Task instructions: Copy all lines of the listing that include the string "System".

Source material:
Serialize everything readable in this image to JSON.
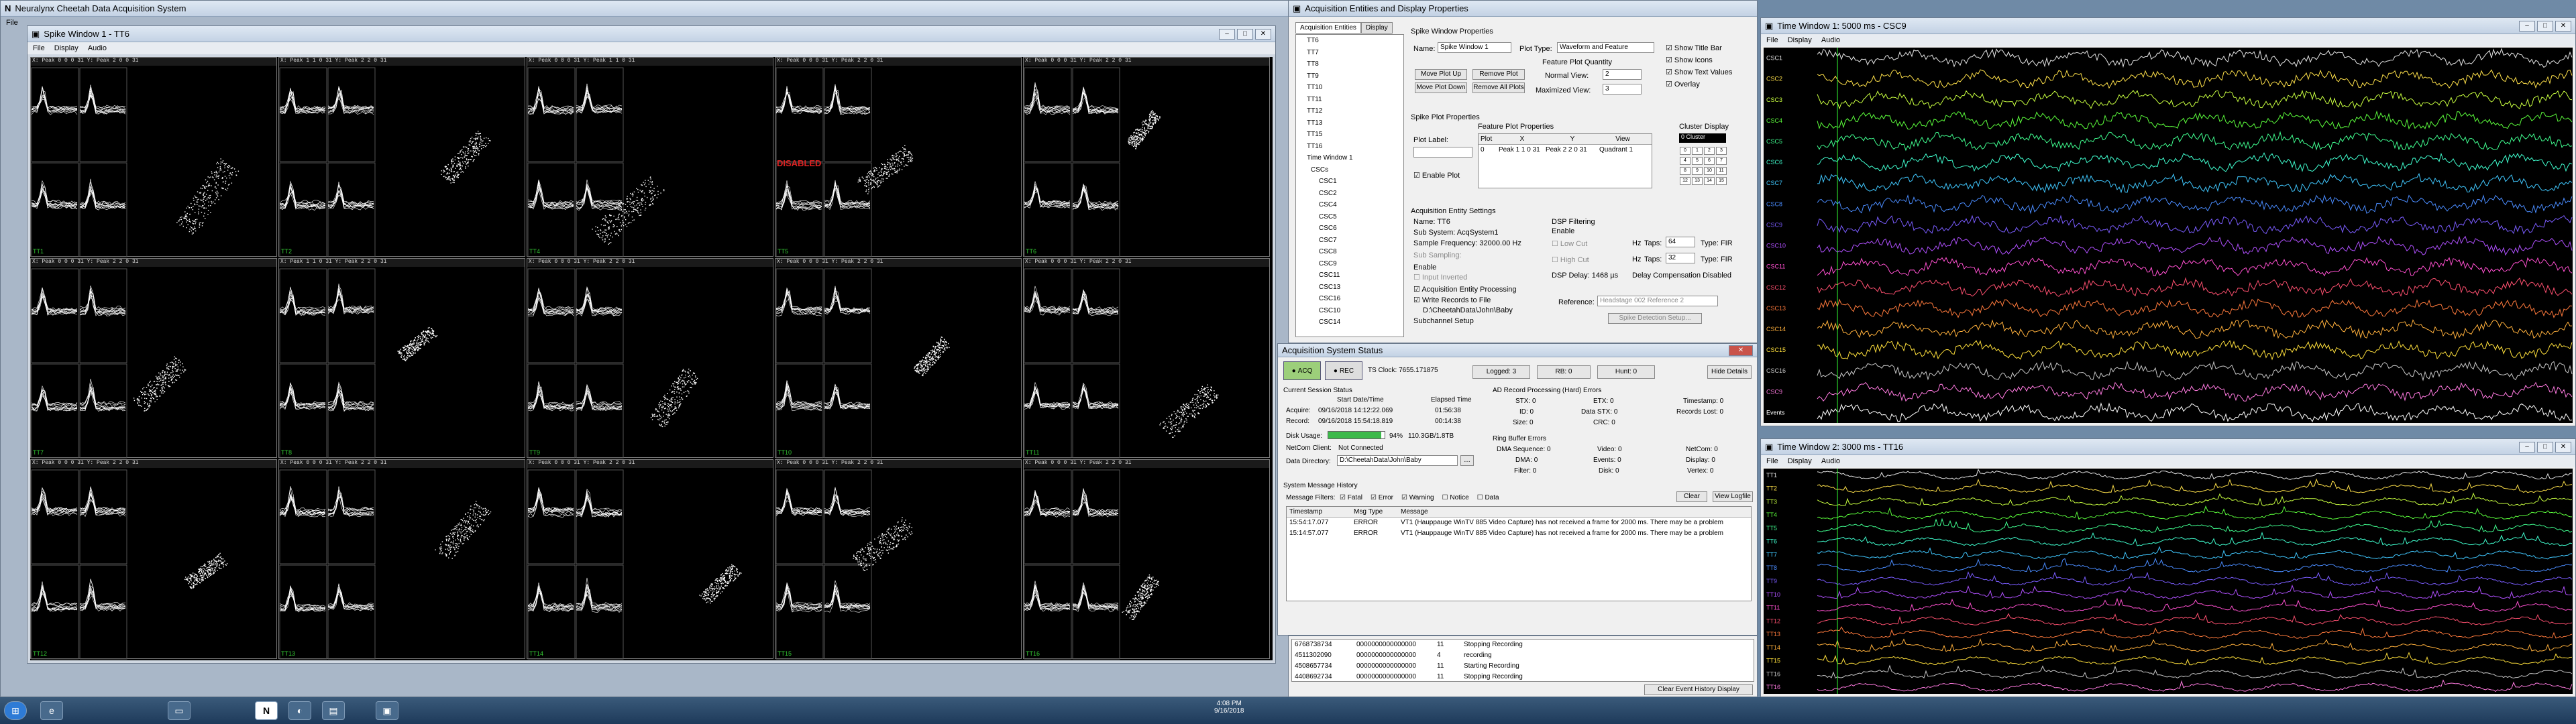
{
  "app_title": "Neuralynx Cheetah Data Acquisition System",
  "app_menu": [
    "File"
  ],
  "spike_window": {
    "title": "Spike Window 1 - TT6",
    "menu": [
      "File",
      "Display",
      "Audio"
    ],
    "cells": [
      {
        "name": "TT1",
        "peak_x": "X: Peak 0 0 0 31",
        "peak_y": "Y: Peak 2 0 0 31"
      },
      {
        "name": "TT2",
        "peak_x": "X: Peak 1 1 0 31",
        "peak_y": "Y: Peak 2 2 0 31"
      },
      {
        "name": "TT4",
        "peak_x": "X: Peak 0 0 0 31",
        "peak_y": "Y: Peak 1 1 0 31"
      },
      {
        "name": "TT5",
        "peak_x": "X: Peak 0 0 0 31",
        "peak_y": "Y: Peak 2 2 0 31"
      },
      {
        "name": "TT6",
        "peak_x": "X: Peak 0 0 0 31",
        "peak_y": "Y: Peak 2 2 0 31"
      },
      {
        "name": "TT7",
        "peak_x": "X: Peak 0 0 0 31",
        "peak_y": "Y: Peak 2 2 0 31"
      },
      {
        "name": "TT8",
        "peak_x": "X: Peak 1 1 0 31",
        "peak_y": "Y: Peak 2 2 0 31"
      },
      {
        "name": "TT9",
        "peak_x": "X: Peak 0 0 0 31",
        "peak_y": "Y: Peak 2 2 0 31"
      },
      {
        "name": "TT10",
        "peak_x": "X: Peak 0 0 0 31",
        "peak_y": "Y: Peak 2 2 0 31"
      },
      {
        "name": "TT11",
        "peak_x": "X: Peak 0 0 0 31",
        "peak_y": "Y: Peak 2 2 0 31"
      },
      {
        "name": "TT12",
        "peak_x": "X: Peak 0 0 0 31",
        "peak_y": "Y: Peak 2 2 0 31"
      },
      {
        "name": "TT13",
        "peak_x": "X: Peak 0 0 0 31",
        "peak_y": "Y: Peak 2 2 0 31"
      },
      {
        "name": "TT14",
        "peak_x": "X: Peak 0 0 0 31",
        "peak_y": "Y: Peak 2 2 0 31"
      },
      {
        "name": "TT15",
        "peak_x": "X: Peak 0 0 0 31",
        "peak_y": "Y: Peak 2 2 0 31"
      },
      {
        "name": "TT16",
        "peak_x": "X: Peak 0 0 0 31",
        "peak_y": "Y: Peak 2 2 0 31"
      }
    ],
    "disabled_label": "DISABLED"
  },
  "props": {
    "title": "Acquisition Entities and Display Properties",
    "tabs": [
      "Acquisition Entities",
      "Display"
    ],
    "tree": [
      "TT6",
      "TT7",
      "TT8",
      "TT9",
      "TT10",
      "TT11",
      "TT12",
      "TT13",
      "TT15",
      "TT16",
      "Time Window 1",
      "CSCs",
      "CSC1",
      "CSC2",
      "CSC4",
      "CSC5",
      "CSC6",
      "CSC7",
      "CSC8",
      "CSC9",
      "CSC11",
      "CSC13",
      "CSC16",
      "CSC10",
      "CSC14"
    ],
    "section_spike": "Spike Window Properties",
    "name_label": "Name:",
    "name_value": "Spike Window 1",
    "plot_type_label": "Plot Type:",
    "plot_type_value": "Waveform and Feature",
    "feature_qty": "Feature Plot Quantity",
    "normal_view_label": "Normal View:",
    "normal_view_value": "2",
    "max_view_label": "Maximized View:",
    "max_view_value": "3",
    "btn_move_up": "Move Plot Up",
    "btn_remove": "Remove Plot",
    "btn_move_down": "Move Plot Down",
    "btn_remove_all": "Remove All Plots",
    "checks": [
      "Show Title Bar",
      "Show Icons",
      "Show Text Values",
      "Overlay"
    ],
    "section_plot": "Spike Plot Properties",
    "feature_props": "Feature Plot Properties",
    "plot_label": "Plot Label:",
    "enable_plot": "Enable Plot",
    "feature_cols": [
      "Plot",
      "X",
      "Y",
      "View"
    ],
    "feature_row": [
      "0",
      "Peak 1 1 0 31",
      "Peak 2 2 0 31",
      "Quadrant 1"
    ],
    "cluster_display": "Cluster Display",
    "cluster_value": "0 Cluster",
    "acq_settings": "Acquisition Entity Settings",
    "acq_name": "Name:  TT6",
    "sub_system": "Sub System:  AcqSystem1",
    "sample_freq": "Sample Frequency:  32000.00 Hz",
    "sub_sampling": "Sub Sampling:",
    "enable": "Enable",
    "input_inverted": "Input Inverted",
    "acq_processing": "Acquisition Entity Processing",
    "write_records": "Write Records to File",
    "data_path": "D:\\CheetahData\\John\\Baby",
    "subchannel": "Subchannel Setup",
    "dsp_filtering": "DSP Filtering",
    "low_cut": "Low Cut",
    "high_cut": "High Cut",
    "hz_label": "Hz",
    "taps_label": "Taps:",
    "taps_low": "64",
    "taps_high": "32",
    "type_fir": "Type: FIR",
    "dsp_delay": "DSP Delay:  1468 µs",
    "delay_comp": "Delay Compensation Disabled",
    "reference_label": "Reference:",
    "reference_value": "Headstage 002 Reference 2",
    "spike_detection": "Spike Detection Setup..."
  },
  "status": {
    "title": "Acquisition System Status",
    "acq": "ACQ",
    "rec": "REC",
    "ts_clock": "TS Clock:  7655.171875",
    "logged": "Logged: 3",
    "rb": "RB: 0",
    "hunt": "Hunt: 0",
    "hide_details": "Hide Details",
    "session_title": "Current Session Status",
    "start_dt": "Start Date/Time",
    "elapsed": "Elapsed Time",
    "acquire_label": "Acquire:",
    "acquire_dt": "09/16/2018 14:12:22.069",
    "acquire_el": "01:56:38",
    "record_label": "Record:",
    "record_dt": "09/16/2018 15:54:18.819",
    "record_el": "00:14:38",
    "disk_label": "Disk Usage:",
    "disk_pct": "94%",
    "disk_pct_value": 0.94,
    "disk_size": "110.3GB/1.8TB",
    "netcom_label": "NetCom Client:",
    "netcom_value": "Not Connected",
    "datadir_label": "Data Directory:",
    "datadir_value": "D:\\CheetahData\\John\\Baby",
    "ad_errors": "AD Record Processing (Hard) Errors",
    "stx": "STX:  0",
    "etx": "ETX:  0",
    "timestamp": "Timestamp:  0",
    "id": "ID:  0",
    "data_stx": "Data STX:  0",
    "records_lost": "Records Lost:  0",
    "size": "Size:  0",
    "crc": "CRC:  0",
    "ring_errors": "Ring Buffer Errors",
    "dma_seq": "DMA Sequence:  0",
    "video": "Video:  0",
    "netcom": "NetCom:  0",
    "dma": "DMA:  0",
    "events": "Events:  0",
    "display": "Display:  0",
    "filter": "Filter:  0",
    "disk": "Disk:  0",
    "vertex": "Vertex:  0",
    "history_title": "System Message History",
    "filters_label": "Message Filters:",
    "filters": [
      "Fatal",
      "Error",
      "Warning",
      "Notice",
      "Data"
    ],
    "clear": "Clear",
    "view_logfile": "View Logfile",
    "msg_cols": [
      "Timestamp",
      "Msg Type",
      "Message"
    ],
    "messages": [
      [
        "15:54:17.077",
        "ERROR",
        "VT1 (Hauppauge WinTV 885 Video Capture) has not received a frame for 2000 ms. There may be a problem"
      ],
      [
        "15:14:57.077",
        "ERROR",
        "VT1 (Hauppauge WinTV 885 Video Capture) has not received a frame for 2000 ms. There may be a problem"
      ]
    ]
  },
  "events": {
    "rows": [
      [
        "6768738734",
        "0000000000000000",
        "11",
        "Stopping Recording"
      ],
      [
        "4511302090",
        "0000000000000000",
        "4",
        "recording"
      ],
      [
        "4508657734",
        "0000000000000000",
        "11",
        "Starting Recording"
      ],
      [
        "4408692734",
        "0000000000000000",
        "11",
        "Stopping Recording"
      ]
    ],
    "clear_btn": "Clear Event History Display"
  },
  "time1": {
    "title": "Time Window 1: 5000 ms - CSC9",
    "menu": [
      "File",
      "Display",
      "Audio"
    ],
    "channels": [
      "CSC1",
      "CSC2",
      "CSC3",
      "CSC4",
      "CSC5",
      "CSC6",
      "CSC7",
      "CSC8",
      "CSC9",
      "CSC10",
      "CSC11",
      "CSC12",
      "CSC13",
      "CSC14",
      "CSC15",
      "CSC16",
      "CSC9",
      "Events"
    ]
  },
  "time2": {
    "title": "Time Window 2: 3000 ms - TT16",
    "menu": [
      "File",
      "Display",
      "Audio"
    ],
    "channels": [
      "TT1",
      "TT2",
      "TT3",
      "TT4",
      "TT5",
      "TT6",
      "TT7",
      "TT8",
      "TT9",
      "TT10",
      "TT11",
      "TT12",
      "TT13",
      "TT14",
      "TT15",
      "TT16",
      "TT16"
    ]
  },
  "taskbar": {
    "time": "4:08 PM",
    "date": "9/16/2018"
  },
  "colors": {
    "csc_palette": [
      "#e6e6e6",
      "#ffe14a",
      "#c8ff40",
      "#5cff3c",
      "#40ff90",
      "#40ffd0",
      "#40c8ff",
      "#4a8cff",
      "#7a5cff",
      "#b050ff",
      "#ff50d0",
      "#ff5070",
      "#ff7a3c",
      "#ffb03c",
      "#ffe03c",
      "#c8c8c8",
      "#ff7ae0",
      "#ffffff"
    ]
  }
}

Full answer:
  "app_title": "Neuralynx Cheetah Data Acquisition System",
    "sub_system": "Sub System:  AcqSystem1",
    "title": "Acquisition System Status",
    "history_title": "System Message History",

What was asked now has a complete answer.